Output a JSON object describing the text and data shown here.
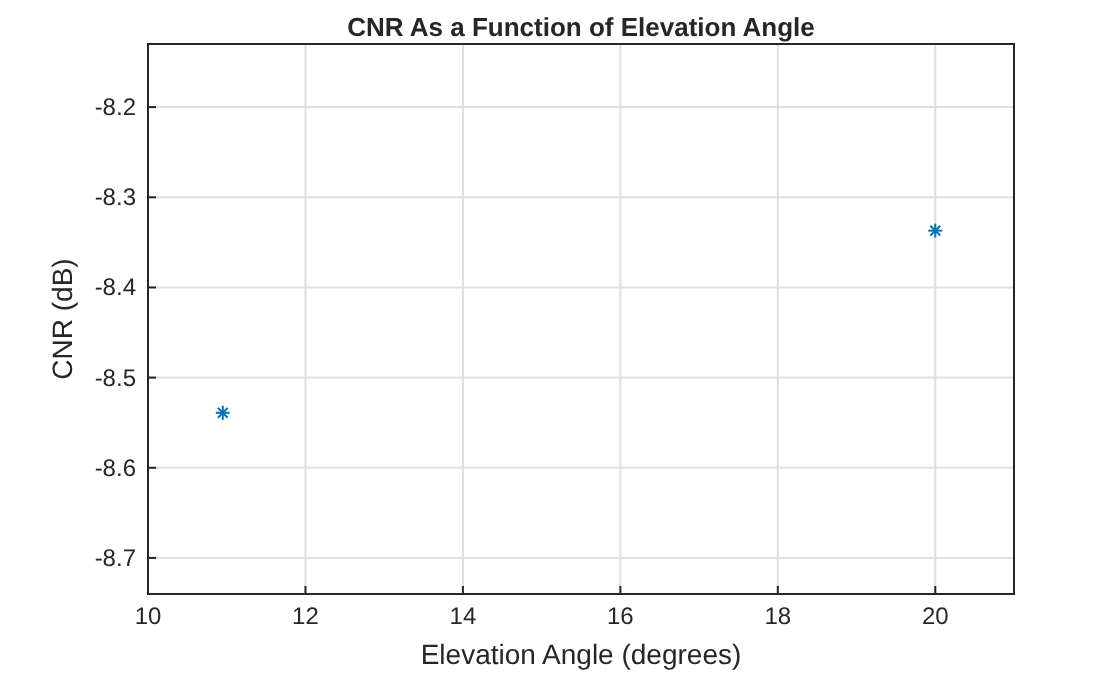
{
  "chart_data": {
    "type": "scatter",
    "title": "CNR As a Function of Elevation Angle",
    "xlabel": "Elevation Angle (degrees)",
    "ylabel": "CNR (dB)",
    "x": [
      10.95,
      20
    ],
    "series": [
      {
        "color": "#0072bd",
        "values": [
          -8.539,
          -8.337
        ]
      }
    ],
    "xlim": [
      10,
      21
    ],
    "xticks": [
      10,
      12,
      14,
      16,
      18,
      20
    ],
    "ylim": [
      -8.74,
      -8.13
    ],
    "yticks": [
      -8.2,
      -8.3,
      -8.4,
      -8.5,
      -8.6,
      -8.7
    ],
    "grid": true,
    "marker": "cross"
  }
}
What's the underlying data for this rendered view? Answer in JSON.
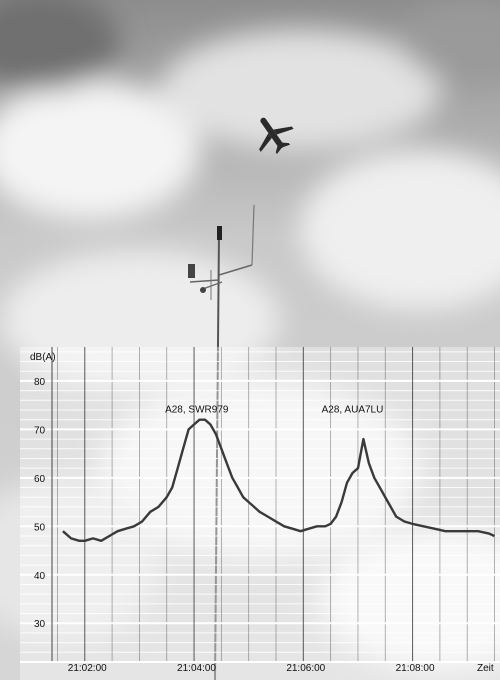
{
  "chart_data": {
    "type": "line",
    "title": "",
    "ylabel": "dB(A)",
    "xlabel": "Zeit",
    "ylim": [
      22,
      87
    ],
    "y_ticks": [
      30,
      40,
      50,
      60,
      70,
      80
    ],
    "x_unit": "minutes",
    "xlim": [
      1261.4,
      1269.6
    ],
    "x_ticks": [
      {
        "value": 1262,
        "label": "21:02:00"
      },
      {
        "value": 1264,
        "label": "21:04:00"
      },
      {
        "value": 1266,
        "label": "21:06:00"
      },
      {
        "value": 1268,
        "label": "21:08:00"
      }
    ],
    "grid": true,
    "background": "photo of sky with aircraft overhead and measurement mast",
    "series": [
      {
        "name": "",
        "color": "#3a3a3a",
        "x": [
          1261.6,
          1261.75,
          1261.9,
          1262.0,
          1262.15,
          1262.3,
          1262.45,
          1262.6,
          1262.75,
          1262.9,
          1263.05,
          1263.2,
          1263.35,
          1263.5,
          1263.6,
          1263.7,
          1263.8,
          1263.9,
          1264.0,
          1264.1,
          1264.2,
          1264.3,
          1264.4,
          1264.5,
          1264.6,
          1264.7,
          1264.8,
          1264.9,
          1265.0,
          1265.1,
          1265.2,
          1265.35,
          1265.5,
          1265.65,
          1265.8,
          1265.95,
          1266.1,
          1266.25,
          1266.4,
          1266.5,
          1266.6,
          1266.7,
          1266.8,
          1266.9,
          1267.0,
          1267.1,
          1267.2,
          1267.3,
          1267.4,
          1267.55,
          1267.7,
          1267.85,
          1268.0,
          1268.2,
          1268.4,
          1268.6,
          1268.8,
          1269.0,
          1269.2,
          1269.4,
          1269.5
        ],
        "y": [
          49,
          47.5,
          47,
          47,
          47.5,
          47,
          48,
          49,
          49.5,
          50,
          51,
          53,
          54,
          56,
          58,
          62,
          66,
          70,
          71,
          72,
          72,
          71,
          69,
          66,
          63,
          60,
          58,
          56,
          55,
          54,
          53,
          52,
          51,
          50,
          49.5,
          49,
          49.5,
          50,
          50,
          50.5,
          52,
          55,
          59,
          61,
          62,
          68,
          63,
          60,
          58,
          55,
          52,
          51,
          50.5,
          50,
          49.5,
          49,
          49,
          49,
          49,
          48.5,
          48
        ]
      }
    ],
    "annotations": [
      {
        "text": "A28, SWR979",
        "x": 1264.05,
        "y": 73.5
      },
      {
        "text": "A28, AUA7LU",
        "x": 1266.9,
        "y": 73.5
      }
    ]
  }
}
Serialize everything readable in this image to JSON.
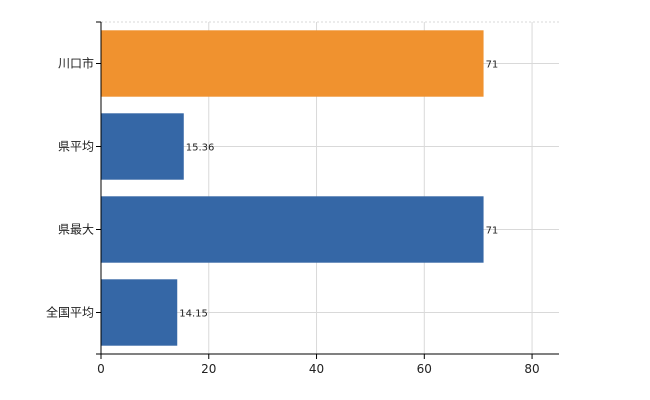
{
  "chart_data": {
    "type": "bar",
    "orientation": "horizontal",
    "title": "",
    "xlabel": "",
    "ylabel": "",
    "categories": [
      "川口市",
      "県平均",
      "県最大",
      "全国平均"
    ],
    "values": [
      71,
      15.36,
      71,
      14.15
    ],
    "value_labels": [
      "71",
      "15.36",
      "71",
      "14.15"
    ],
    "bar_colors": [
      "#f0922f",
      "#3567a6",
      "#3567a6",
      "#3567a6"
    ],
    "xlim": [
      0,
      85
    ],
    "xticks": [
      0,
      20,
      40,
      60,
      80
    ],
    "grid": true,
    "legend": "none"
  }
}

··········

> PROBLEM: Reproduce each entry precisely. Leave the pictures out.

> SOLUTION FOR THIS PROBLEM:
Output a JSON object describing the text and data shown here.
{
  "chart_data": {
    "type": "scatter",
    "title": "CNR As a Function of Elevation Angle",
    "xlabel": "Elevation Angle (degrees)",
    "ylabel": "CNR (dB)",
    "x": [
      10.95,
      20
    ],
    "series": [
      {
        "color": "#0072bd",
        "values": [
          -8.539,
          -8.337
        ]
      }
    ],
    "xlim": [
      10,
      21
    ],
    "xticks": [
      10,
      12,
      14,
      16,
      18,
      20
    ],
    "ylim": [
      -8.74,
      -8.13
    ],
    "yticks": [
      -8.2,
      -8.3,
      -8.4,
      -8.5,
      -8.6,
      -8.7
    ],
    "grid": true,
    "marker": "cross"
  }
}
What's the underlying data for this rendered view? Answer in JSON.
{
  "chart_data": {
    "type": "line",
    "title": "",
    "ylabel": "dB(A)",
    "xlabel": "Zeit",
    "ylim": [
      22,
      87
    ],
    "y_ticks": [
      30,
      40,
      50,
      60,
      70,
      80
    ],
    "x_unit": "minutes",
    "xlim": [
      1261.4,
      1269.6
    ],
    "x_ticks": [
      {
        "value": 1262,
        "label": "21:02:00"
      },
      {
        "value": 1264,
        "label": "21:04:00"
      },
      {
        "value": 1266,
        "label": "21:06:00"
      },
      {
        "value": 1268,
        "label": "21:08:00"
      }
    ],
    "grid": true,
    "background": "photo of sky with aircraft overhead and measurement mast",
    "series": [
      {
        "name": "",
        "color": "#3a3a3a",
        "x": [
          1261.6,
          1261.75,
          1261.9,
          1262.0,
          1262.15,
          1262.3,
          1262.45,
          1262.6,
          1262.75,
          1262.9,
          1263.05,
          1263.2,
          1263.35,
          1263.5,
          1263.6,
          1263.7,
          1263.8,
          1263.9,
          1264.0,
          1264.1,
          1264.2,
          1264.3,
          1264.4,
          1264.5,
          1264.6,
          1264.7,
          1264.8,
          1264.9,
          1265.0,
          1265.1,
          1265.2,
          1265.35,
          1265.5,
          1265.65,
          1265.8,
          1265.95,
          1266.1,
          1266.25,
          1266.4,
          1266.5,
          1266.6,
          1266.7,
          1266.8,
          1266.9,
          1267.0,
          1267.1,
          1267.2,
          1267.3,
          1267.4,
          1267.55,
          1267.7,
          1267.85,
          1268.0,
          1268.2,
          1268.4,
          1268.6,
          1268.8,
          1269.0,
          1269.2,
          1269.4,
          1269.5
        ],
        "y": [
          49,
          47.5,
          47,
          47,
          47.5,
          47,
          48,
          49,
          49.5,
          50,
          51,
          53,
          54,
          56,
          58,
          62,
          66,
          70,
          71,
          72,
          72,
          71,
          69,
          66,
          63,
          60,
          58,
          56,
          55,
          54,
          53,
          52,
          51,
          50,
          49.5,
          49,
          49.5,
          50,
          50,
          50.5,
          52,
          55,
          59,
          61,
          62,
          68,
          63,
          60,
          58,
          55,
          52,
          51,
          50.5,
          50,
          49.5,
          49,
          49,
          49,
          49,
          48.5,
          48
        ]
      }
    ],
    "annotations": [
      {
        "text": "A28, SWR979",
        "x": 1264.05,
        "y": 73.5
      },
      {
        "text": "A28, AUA7LU",
        "x": 1266.9,
        "y": 73.5
      }
    ]
  }
}
Serialize everything readable in this image to JSON.
{
  "chart_data": {
    "type": "bar",
    "orientation": "horizontal",
    "title": "",
    "xlabel": "",
    "ylabel": "",
    "categories": [
      "川口市",
      "県平均",
      "県最大",
      "全国平均"
    ],
    "values": [
      71,
      15.36,
      71,
      14.15
    ],
    "value_labels": [
      "71",
      "15.36",
      "71",
      "14.15"
    ],
    "bar_colors": [
      "#f0922f",
      "#3567a6",
      "#3567a6",
      "#3567a6"
    ],
    "xlim": [
      0,
      85
    ],
    "xticks": [
      0,
      20,
      40,
      60,
      80
    ],
    "grid": true,
    "legend": "none"
  }
}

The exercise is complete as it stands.